Exercise prompt:
Leave out every picture, then transcribe the rest of the listing exactly.

Recorded data
____
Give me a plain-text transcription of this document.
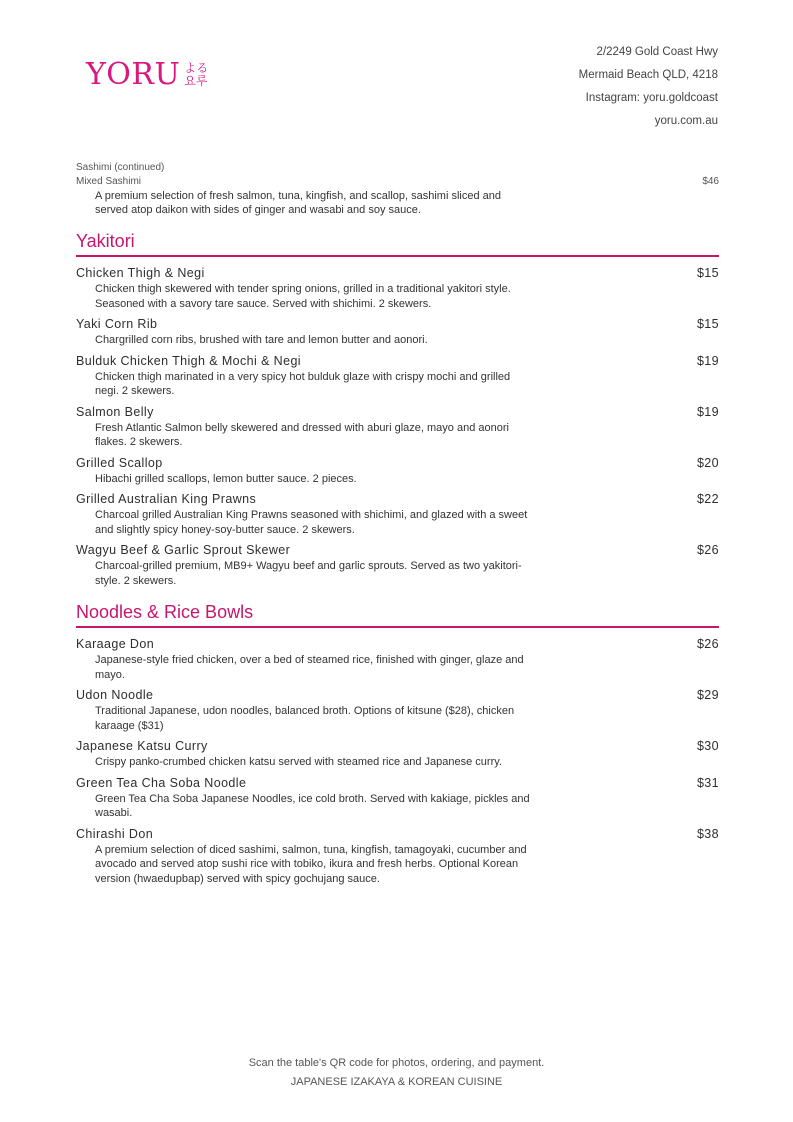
YORU よる
요루
2/2249 Gold Coast Hwy
Mermaid Beach QLD, 4218
Instagram: yoru.goldcoast
yoru.com.au
Sashimi (continued)
Mixed Sashimi	$46
A premium selection of fresh salmon, tuna, kingfish, and scallop, sashimi sliced and served atop daikon with sides of ginger and wasabi and soy sauce.
Yakitori
Chicken Thigh & Negi	$15
Chicken thigh skewered with tender spring onions, grilled in a traditional yakitori style. Seasoned with a savory tare sauce. Served with shichimi. 2 skewers.
Yaki Corn Rib	$15
Chargrilled corn ribs, brushed with tare and lemon butter and aonori.
Bulduk Chicken Thigh & Mochi & Negi	$19
Chicken thigh marinated in a very spicy hot bulduk glaze with crispy mochi and grilled negi. 2 skewers.
Salmon Belly	$19
Fresh Atlantic Salmon belly skewered and dressed with aburi glaze, mayo and aonori flakes. 2 skewers.
Grilled Scallop	$20
Hibachi grilled scallops, lemon butter sauce. 2 pieces.
Grilled Australian King Prawns	$22
Charcoal grilled Australian King Prawns seasoned with shichimi, and glazed with a sweet and slightly spicy honey-soy-butter sauce. 2 skewers.
Wagyu Beef & Garlic Sprout Skewer	$26
Charcoal-grilled premium, MB9+ Wagyu beef and garlic sprouts. Served as two yakitori-style. 2 skewers.
Noodles & Rice Bowls
Karaage Don	$26
Japanese-style fried chicken, over a bed of steamed rice, finished with ginger, glaze and mayo.
Udon Noodle	$29
Traditional Japanese, udon noodles, balanced broth. Options of kitsune ($28), chicken karaage ($31)
Japanese Katsu Curry	$30
Crispy panko-crumbed chicken katsu served with steamed rice and Japanese curry.
Green Tea Cha Soba Noodle	$31
Green Tea Cha Soba Japanese Noodles, ice cold broth. Served with kakiage, pickles and wasabi.
Chirashi Don	$38
A premium selection of diced sashimi, salmon, tuna, kingfish, tamagoyaki, cucumber and avocado and served atop sushi rice with tobiko, ikura and fresh herbs. Optional Korean version (hwaedupbap) served with spicy gochujang sauce.
Scan the table's QR code for photos, ordering, and payment.
JAPANESE IZAKAYA & KOREAN CUISINE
____
Written answer:
Give me a plain-text transcription of this document.
YORU よる
요루
2/2249 Gold Coast Hwy
Mermaid Beach QLD, 4218
Instagram: yoru.goldcoast
yoru.com.au
Sashimi (continued)
Mixed Sashimi	$46
A premium selection of fresh salmon, tuna, kingfish, and scallop, sashimi sliced and served atop daikon with sides of ginger and wasabi and soy sauce.
Yakitori
Chicken Thigh & Negi	$15
Chicken thigh skewered with tender spring onions, grilled in a traditional yakitori style. Seasoned with a savory tare sauce. Served with shichimi. 2 skewers.
Yaki Corn Rib	$15
Chargrilled corn ribs, brushed with tare and lemon butter and aonori.
Bulduk Chicken Thigh & Mochi & Negi	$19
Chicken thigh marinated in a very spicy hot bulduk glaze with crispy mochi and grilled negi. 2 skewers.
Salmon Belly	$19
Fresh Atlantic Salmon belly skewered and dressed with aburi glaze, mayo and aonori flakes. 2 skewers.
Grilled Scallop	$20
Hibachi grilled scallops, lemon butter sauce. 2 pieces.
Grilled Australian King Prawns	$22
Charcoal grilled Australian King Prawns seasoned with shichimi, and glazed with a sweet and slightly spicy honey-soy-butter sauce. 2 skewers.
Wagyu Beef & Garlic Sprout Skewer	$26
Charcoal-grilled premium, MB9+ Wagyu beef and garlic sprouts. Served as two yakitori-style. 2 skewers.
Noodles & Rice Bowls
Karaage Don	$26
Japanese-style fried chicken, over a bed of steamed rice, finished with ginger, glaze and mayo.
Udon Noodle	$29
Traditional Japanese, udon noodles, balanced broth. Options of kitsune ($28), chicken karaage ($31)
Japanese Katsu Curry	$30
Crispy panko-crumbed chicken katsu served with steamed rice and Japanese curry.
Green Tea Cha Soba Noodle	$31
Green Tea Cha Soba Japanese Noodles, ice cold broth. Served with kakiage, pickles and wasabi.
Chirashi Don	$38
A premium selection of diced sashimi, salmon, tuna, kingfish, tamagoyaki, cucumber and avocado and served atop sushi rice with tobiko, ikura and fresh herbs. Optional Korean version (hwaedupbap) served with spicy gochujang sauce.
Scan the table's QR code for photos, ordering, and payment.
JAPANESE IZAKAYA & KOREAN CUISINE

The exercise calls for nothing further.